▶ [SET PROBLEM] Reproduce the records below exactly as they appear, omitting any pictures they contain.

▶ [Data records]
___

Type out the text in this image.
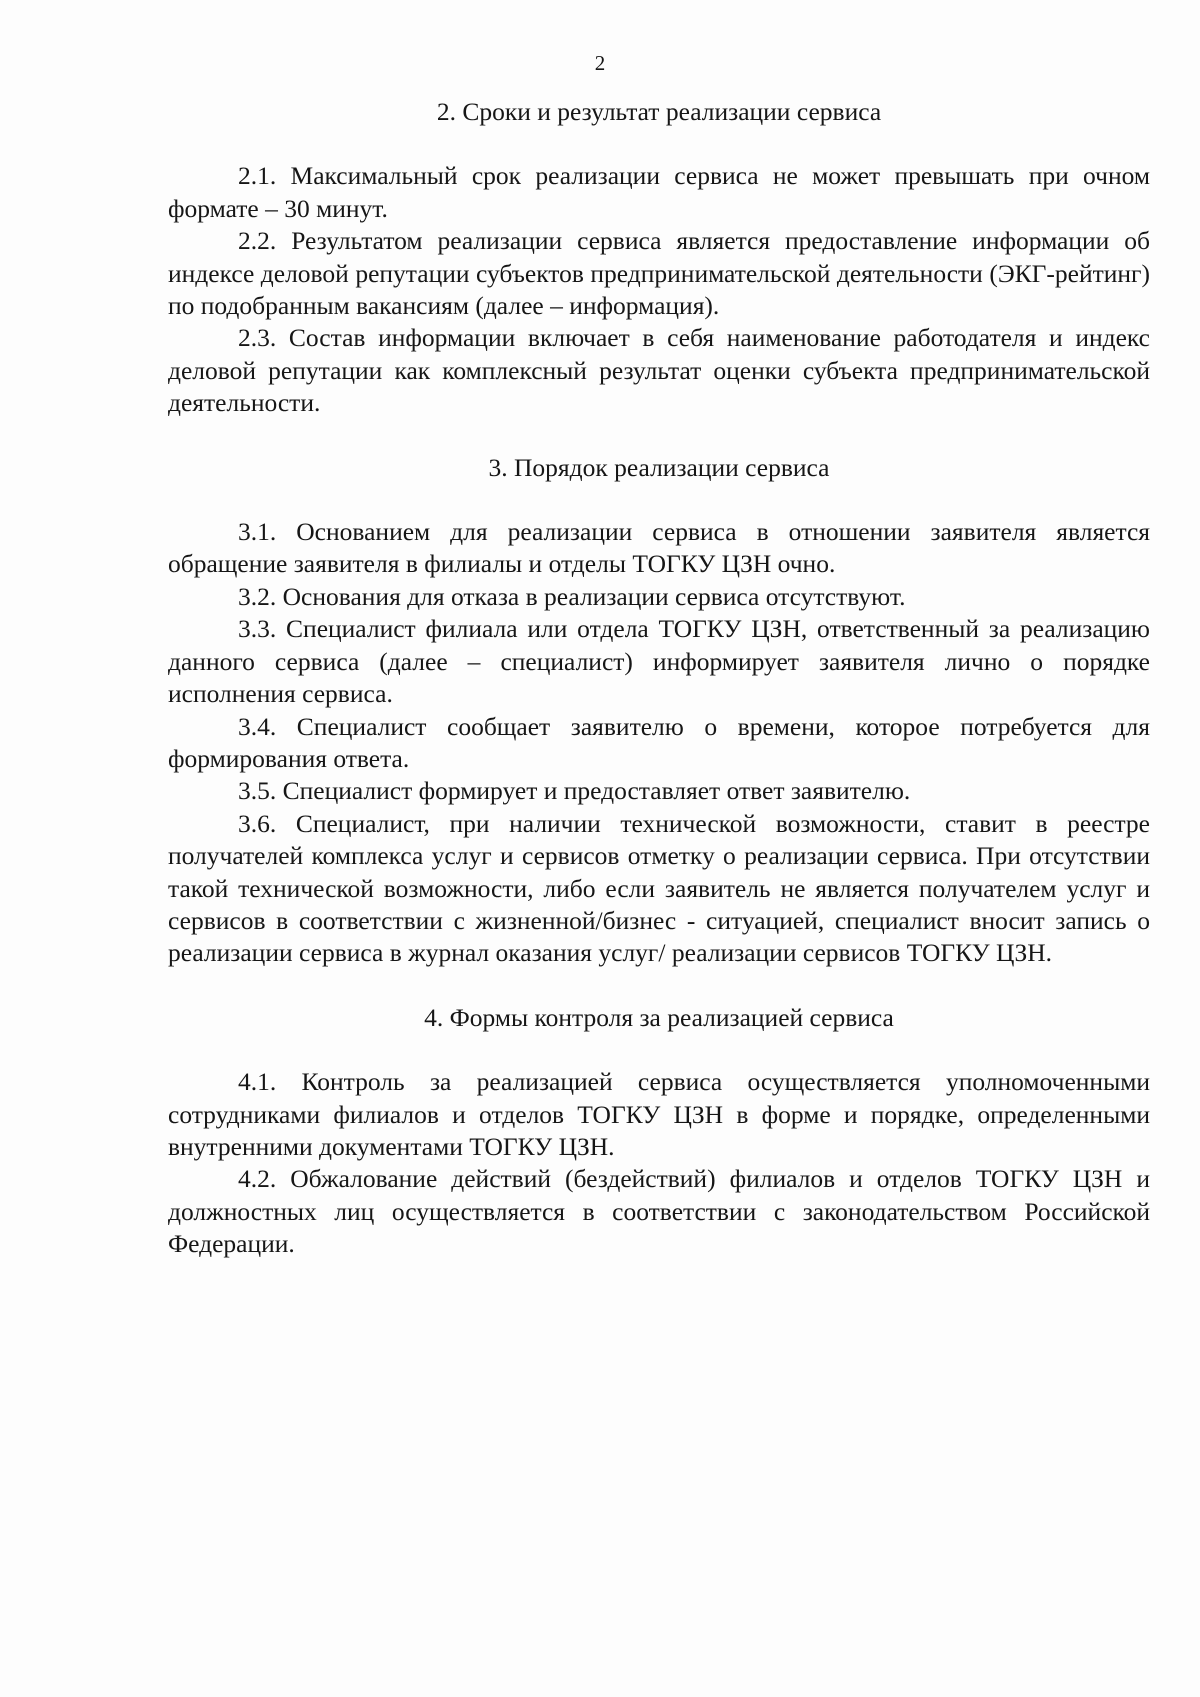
2

2. Сроки и результат реализации сервиса

2.1. Максимальный срок реализации сервиса не может превышать при очном формате – 30 минут.

2.2. Результатом реализации сервиса является предоставление информации об индексе деловой репутации субъектов предпринимательской деятельности (ЭКГ-рейтинг) по подобранным вакансиям (далее – информация).

2.3. Состав информации включает в себя наименование работодателя и индекс деловой репутации как комплексный результат оценки субъекта предпринимательской деятельности.

3. Порядок реализации сервиса

3.1. Основанием для реализации сервиса в отношении заявителя является обращение заявителя в филиалы и отделы ТОГКУ ЦЗН очно.

3.2. Основания для отказа в реализации сервиса отсутствуют.

3.3. Специалист филиала или отдела ТОГКУ ЦЗН, ответственный за реализацию данного сервиса (далее – специалист) информирует заявителя лично о порядке исполнения сервиса.

3.4. Специалист сообщает заявителю о времени, которое потребуется для формирования ответа.

3.5. Специалист формирует и предоставляет ответ заявителю.

3.6. Специалист, при наличии технической возможности, ставит в реестре получателей комплекса услуг и сервисов отметку о реализации сервиса. При отсутствии такой технической возможности, либо если заявитель не является получателем услуг и сервисов в соответствии с жизненной/бизнес - ситуацией, специалист вносит запись о реализации сервиса в журнал оказания услуг/ реализации сервисов ТОГКУ ЦЗН.

4. Формы контроля за реализацией сервиса

4.1. Контроль за реализацией сервиса осуществляется уполномоченными сотрудниками филиалов и отделов ТОГКУ ЦЗН в форме и порядке, определенными внутренними документами ТОГКУ ЦЗН.

4.2. Обжалование действий (бездействий) филиалов и отделов ТОГКУ ЦЗН и должностных лиц осуществляется в соответствии с законодательством Российской Федерации.
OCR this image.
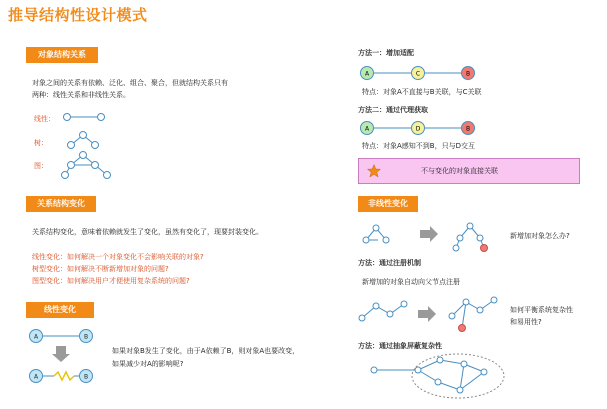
推导结构性设计模式
对象结构关系
对象之间的关系有依赖、泛化、组合、聚合，但就结构关系只有
两种：线性关系和非线性关系。
线性：
树：
图：
关系结构变化
关系结构变化，意味着依赖就发生了变化，虽然有变化了，现要封装变化。
线性变化：如何解决一个对象变化不会影响关联的对象?
树型变化：如何解决不断新增加对象的问题?
图型变化：如何解决用户才便使用复杂系统的问题?
线性变化
A	B
A	B
如果对象B发生了变化，由于A依赖了B，则对象A也要改变，
如果减少对A的影响呢?
方法一：增加适配
A	C	B
特点：对象A不直接与B关联，与C关联
方法二：通过代理获取
A	D	B
特点：对象A感知不到B，只与D交互
不与变化的对象直接关联
非线性变化
新增加对象怎么办?
方法：通过注册机制
新增加的对象自动向父节点注册
如何平衡系统复杂性
和易用性?
方法：通过抽象屏蔽复杂性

___

▶ [FINAL RESULT]
Type out the text in this image.
2

2. Сроки и результат реализации сервиса

2.1. Максимальный срок реализации сервиса не может превышать при очном формате – 30 минут.

2.2. Результатом реализации сервиса является предоставление информации об индексе деловой репутации субъектов предпринимательской деятельности (ЭКГ-рейтинг) по подобранным вакансиям (далее – информация).

2.3. Состав информации включает в себя наименование работодателя и индекс деловой репутации как комплексный результат оценки субъекта предпринимательской деятельности.

3. Порядок реализации сервиса

3.1. Основанием для реализации сервиса в отношении заявителя является обращение заявителя в филиалы и отделы ТОГКУ ЦЗН очно.

3.2. Основания для отказа в реализации сервиса отсутствуют.

3.3. Специалист филиала или отдела ТОГКУ ЦЗН, ответственный за реализацию данного сервиса (далее – специалист) информирует заявителя лично о порядке исполнения сервиса.

3.4. Специалист сообщает заявителю о времени, которое потребуется для формирования ответа.

3.5. Специалист формирует и предоставляет ответ заявителю.

3.6. Специалист, при наличии технической возможности, ставит в реестре получателей комплекса услуг и сервисов отметку о реализации сервиса. При отсутствии такой технической возможности, либо если заявитель не является получателем услуг и сервисов в соответствии с жизненной/бизнес - ситуацией, специалист вносит запись о реализации сервиса в журнал оказания услуг/ реализации сервисов ТОГКУ ЦЗН.

4. Формы контроля за реализацией сервиса

4.1. Контроль за реализацией сервиса осуществляется уполномоченными сотрудниками филиалов и отделов ТОГКУ ЦЗН в форме и порядке, определенными внутренними документами ТОГКУ ЦЗН.

4.2. Обжалование действий (бездействий) филиалов и отделов ТОГКУ ЦЗН и должностных лиц осуществляется в соответствии с законодательством Российской Федерации.
OCR this image.
推导结构性设计模式
对象结构关系
对象之间的关系有依赖、泛化、组合、聚合，但就结构关系只有
两种：线性关系和非线性关系。
线性：
树：
图：
关系结构变化
关系结构变化，意味着依赖就发生了变化，虽然有变化了，现要封装变化。
线性变化：如何解决一个对象变化不会影响关联的对象?
树型变化：如何解决不断新增加对象的问题?
图型变化：如何解决用户才便使用复杂系统的问题?
线性变化
A	B
A	B
如果对象B发生了变化，由于A依赖了B，则对象A也要改变，
如果减少对A的影响呢?
方法一：增加适配
A	C	B
特点：对象A不直接与B关联，与C关联
方法二：通过代理获取
A	D	B
特点：对象A感知不到B，只与D交互
不与变化的对象直接关联
非线性变化
新增加对象怎么办?
方法：通过注册机制
新增加的对象自动向父节点注册
如何平衡系统复杂性
和易用性?
方法：通过抽象屏蔽复杂性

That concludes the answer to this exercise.